* [OBJECTIVE]: Report all lines from the entries below in which "Creating" appears.

* [DATASET ENTRIES]:
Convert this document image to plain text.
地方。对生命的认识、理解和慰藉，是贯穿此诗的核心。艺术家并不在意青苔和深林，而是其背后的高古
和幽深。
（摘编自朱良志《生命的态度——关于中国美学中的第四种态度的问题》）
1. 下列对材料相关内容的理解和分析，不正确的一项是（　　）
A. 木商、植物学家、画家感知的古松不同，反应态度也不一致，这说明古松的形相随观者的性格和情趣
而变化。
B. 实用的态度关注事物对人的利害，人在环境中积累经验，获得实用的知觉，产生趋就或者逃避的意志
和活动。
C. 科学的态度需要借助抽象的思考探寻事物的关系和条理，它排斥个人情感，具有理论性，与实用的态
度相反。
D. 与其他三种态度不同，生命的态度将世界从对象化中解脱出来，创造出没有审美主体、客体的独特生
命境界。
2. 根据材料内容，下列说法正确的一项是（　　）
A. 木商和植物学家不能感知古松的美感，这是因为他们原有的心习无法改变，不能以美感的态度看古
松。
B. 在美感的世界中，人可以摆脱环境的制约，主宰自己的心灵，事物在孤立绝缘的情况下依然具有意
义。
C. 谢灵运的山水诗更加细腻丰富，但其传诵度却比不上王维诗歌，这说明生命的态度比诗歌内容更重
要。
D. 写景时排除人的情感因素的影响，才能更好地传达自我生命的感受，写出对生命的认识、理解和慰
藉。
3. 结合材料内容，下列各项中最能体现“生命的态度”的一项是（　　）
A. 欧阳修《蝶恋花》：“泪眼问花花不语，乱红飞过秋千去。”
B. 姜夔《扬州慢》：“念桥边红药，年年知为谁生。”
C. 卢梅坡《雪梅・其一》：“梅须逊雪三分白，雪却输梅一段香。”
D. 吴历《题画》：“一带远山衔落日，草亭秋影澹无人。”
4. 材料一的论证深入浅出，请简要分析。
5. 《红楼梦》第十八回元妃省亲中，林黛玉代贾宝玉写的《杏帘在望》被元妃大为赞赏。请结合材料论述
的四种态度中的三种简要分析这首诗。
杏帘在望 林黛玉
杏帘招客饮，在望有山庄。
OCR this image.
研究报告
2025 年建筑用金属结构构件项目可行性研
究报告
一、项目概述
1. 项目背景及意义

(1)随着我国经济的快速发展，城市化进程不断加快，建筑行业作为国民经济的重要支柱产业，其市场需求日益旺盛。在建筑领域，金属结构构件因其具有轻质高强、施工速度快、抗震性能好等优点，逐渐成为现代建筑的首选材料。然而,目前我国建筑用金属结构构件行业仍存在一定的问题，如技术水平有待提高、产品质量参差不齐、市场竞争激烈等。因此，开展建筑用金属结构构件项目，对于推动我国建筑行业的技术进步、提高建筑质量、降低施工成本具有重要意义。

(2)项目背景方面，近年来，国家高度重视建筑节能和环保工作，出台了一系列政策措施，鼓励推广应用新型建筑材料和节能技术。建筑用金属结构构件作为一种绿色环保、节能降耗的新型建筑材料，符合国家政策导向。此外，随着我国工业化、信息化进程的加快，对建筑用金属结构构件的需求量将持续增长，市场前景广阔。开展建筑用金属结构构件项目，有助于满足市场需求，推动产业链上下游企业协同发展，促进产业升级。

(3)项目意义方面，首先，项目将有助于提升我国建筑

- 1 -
==
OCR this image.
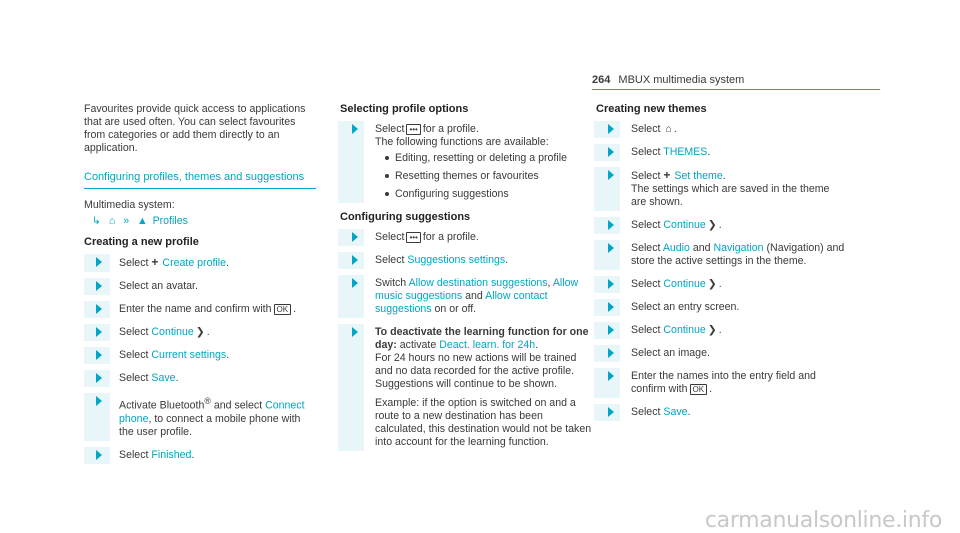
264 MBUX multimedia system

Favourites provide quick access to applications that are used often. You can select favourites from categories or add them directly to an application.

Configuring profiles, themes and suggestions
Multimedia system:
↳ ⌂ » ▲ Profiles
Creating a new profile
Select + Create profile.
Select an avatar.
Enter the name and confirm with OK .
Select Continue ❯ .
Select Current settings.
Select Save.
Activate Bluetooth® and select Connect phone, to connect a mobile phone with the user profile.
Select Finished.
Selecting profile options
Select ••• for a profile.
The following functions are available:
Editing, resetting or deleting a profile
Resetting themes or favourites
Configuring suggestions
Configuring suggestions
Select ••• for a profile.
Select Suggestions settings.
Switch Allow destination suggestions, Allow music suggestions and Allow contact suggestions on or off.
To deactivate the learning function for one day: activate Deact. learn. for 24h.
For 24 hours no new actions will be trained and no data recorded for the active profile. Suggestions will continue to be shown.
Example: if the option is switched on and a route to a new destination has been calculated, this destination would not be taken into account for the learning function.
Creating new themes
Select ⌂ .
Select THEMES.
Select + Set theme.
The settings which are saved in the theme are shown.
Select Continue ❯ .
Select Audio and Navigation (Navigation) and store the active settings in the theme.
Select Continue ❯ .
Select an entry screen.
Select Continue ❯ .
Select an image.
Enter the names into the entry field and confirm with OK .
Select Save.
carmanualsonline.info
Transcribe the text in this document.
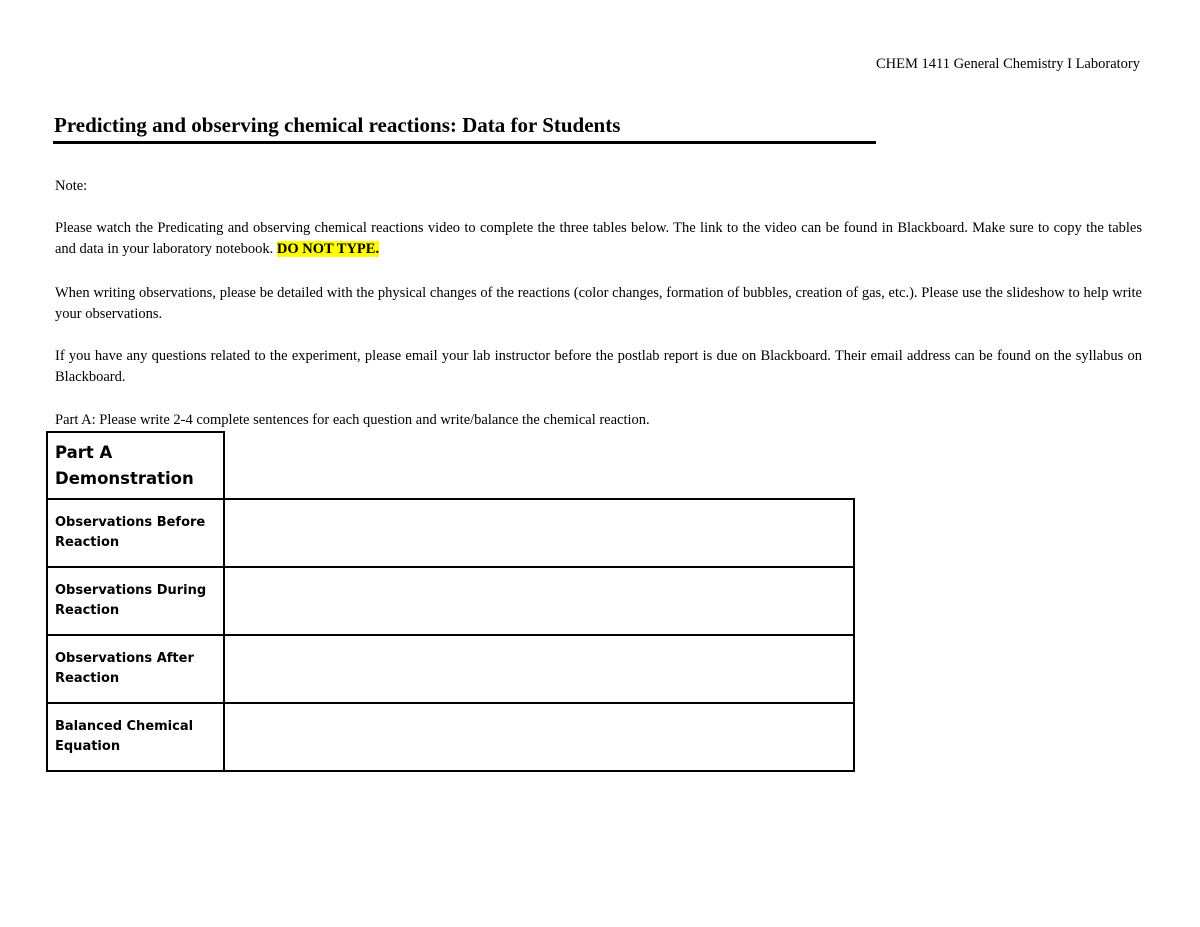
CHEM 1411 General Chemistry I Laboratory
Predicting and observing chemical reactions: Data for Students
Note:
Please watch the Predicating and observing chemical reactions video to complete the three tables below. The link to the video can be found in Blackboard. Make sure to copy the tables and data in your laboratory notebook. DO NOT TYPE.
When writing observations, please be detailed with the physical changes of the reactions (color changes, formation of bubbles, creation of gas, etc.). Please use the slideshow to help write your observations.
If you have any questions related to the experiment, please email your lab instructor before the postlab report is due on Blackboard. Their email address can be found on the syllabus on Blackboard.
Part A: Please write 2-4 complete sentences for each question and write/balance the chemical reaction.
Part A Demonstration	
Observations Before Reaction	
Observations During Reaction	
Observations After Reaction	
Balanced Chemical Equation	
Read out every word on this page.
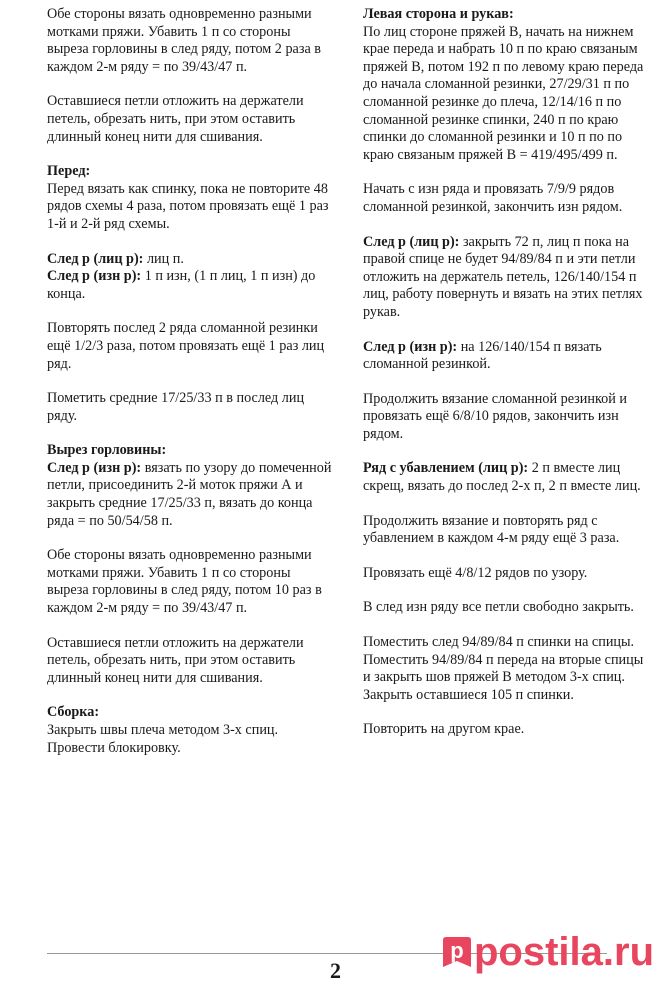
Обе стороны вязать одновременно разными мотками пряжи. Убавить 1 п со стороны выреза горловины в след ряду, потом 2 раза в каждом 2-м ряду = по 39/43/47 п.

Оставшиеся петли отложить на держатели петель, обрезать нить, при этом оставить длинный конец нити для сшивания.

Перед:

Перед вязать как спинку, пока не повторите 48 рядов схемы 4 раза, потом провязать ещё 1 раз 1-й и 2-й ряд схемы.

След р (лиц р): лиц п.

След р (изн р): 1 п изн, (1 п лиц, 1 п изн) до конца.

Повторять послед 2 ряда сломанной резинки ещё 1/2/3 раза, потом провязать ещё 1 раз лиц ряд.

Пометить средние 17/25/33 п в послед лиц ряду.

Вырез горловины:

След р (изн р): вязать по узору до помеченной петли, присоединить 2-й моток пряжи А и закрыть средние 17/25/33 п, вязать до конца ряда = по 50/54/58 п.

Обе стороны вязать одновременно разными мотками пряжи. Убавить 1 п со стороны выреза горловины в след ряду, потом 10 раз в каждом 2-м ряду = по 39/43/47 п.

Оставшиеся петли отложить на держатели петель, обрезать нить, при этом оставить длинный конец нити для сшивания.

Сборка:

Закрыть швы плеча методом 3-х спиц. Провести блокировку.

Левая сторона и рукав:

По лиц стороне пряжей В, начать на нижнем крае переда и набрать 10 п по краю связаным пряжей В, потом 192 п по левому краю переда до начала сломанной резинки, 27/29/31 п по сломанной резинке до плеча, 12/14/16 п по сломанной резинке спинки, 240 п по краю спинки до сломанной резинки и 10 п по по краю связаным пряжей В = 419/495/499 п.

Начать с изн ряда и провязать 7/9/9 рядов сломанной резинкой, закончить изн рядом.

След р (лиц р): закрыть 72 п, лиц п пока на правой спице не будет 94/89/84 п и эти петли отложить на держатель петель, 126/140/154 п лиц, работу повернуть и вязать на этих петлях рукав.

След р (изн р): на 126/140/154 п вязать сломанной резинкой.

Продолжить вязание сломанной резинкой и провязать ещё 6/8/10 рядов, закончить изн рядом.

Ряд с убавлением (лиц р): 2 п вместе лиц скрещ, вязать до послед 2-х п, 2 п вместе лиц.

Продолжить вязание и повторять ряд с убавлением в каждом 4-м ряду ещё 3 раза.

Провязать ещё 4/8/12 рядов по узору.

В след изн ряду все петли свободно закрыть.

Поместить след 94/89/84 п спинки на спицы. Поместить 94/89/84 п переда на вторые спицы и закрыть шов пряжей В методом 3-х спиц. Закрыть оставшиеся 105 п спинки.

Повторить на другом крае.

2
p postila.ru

* [PROBLEM SOLUTION]:
Creating a new profile
Creating new themes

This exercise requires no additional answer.